━━ Data for this task
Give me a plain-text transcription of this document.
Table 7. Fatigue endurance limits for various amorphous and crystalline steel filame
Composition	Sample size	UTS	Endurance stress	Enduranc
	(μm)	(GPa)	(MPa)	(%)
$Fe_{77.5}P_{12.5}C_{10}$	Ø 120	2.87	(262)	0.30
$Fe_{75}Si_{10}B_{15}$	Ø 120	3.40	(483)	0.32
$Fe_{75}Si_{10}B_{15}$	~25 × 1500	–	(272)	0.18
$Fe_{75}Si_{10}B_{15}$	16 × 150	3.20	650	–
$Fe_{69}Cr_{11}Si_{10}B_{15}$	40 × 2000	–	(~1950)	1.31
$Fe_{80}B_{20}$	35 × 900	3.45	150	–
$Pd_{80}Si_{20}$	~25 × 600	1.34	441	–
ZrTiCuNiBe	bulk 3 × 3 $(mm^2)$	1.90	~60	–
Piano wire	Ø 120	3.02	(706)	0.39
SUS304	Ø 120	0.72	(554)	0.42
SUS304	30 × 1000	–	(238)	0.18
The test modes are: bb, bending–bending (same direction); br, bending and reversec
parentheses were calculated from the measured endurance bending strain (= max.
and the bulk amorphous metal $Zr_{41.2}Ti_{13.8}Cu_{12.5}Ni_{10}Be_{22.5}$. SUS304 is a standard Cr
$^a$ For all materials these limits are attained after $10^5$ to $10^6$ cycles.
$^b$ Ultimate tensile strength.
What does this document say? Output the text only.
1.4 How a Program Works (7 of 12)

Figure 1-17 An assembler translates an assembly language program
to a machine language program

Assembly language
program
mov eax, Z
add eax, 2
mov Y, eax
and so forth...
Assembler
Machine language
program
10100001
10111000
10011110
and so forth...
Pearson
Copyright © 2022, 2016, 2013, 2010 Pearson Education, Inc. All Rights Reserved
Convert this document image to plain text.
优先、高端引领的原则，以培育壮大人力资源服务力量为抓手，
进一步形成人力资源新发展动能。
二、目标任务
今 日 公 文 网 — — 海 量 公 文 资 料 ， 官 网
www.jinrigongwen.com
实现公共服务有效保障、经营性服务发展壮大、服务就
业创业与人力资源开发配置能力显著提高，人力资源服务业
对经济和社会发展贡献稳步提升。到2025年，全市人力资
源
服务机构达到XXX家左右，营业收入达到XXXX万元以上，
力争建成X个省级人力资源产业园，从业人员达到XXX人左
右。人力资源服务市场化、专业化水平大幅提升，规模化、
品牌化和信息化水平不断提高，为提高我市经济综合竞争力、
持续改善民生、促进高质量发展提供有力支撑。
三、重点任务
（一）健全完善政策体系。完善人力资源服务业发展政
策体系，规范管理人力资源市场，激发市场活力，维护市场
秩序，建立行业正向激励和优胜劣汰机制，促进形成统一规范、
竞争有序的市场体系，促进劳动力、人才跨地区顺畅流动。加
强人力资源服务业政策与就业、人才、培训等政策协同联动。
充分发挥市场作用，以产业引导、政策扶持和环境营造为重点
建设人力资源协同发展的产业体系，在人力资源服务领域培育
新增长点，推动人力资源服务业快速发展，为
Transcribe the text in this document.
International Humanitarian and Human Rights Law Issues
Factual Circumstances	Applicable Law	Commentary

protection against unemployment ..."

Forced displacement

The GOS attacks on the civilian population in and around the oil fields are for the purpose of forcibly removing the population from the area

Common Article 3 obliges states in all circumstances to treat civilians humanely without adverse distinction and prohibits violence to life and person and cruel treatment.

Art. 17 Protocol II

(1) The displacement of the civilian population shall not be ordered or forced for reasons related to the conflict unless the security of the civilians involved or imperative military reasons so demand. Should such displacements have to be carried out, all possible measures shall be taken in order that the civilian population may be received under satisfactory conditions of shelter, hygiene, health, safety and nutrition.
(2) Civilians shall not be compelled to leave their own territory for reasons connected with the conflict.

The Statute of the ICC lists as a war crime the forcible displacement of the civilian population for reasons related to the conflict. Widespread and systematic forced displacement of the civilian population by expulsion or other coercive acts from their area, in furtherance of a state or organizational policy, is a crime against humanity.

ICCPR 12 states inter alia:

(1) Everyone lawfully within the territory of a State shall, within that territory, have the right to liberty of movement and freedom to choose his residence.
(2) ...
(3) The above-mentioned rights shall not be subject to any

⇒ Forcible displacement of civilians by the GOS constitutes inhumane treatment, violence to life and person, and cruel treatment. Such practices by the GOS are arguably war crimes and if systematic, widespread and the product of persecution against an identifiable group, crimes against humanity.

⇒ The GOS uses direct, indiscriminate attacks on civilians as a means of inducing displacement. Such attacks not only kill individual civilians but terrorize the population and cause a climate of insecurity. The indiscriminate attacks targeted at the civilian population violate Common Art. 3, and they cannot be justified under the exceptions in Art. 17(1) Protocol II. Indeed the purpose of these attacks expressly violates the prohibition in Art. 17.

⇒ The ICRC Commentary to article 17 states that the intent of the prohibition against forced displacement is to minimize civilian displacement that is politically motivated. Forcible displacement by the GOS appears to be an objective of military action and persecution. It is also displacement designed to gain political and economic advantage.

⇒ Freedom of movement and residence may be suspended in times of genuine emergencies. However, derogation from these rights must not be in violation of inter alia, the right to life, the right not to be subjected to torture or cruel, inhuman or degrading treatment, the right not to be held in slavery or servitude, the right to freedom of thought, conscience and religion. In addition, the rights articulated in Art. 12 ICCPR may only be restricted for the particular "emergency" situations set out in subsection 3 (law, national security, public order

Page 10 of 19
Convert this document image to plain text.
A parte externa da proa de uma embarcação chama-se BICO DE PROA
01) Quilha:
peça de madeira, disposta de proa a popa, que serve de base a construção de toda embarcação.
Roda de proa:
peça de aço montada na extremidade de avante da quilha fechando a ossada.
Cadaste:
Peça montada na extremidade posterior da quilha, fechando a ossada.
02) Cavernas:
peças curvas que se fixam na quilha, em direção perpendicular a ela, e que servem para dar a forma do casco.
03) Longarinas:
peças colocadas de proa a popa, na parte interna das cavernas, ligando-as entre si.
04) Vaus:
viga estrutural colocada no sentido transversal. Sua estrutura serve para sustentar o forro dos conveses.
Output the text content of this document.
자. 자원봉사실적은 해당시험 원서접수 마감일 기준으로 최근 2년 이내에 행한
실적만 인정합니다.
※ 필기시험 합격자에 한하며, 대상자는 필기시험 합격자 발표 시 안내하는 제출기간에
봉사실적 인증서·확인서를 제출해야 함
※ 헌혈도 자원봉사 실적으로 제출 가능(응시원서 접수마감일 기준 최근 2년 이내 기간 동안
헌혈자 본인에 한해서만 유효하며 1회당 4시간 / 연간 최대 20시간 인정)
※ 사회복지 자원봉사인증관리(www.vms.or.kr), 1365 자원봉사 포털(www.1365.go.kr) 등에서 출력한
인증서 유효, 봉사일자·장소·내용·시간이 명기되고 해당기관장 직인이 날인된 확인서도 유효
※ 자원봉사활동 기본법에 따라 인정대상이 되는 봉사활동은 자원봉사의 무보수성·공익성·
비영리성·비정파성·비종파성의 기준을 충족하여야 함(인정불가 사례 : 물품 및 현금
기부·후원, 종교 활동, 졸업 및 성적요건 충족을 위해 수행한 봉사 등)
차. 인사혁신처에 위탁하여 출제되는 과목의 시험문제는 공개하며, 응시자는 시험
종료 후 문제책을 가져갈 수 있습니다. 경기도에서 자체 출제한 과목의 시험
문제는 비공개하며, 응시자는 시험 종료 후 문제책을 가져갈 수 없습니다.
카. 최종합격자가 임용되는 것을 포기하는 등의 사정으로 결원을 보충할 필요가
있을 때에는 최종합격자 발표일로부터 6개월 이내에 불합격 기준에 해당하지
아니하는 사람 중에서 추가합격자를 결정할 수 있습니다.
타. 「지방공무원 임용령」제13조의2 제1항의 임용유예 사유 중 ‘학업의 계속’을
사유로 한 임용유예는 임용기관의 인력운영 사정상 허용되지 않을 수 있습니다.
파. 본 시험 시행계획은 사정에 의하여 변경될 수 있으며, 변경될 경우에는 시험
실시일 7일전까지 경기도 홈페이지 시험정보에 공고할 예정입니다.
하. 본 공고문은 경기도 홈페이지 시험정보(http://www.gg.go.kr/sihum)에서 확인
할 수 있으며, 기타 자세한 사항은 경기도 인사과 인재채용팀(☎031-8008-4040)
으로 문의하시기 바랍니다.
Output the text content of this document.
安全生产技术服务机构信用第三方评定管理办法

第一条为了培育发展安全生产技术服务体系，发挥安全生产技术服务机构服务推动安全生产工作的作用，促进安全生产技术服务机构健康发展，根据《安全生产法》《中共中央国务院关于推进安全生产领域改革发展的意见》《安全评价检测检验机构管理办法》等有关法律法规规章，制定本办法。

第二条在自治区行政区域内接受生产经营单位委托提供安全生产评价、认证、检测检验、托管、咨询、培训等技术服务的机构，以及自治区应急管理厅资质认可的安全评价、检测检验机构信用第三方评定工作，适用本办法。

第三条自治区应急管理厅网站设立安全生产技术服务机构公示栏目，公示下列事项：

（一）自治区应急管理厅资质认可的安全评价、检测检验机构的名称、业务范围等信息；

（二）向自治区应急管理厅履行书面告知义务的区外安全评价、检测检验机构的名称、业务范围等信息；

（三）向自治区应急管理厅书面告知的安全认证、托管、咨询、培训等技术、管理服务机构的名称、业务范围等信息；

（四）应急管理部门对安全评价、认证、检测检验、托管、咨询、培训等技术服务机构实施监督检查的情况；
━━━━
Pull out every line containing "检测检验机构的名称".

（一）自治区应急管理厅资质认可的安全评价、检测检验机构的名称、业务范围等信息；
（二）向自治区应急管理厅履行书面告知义务的区外安全评价、检测检验机构的名称、业务范围等信息；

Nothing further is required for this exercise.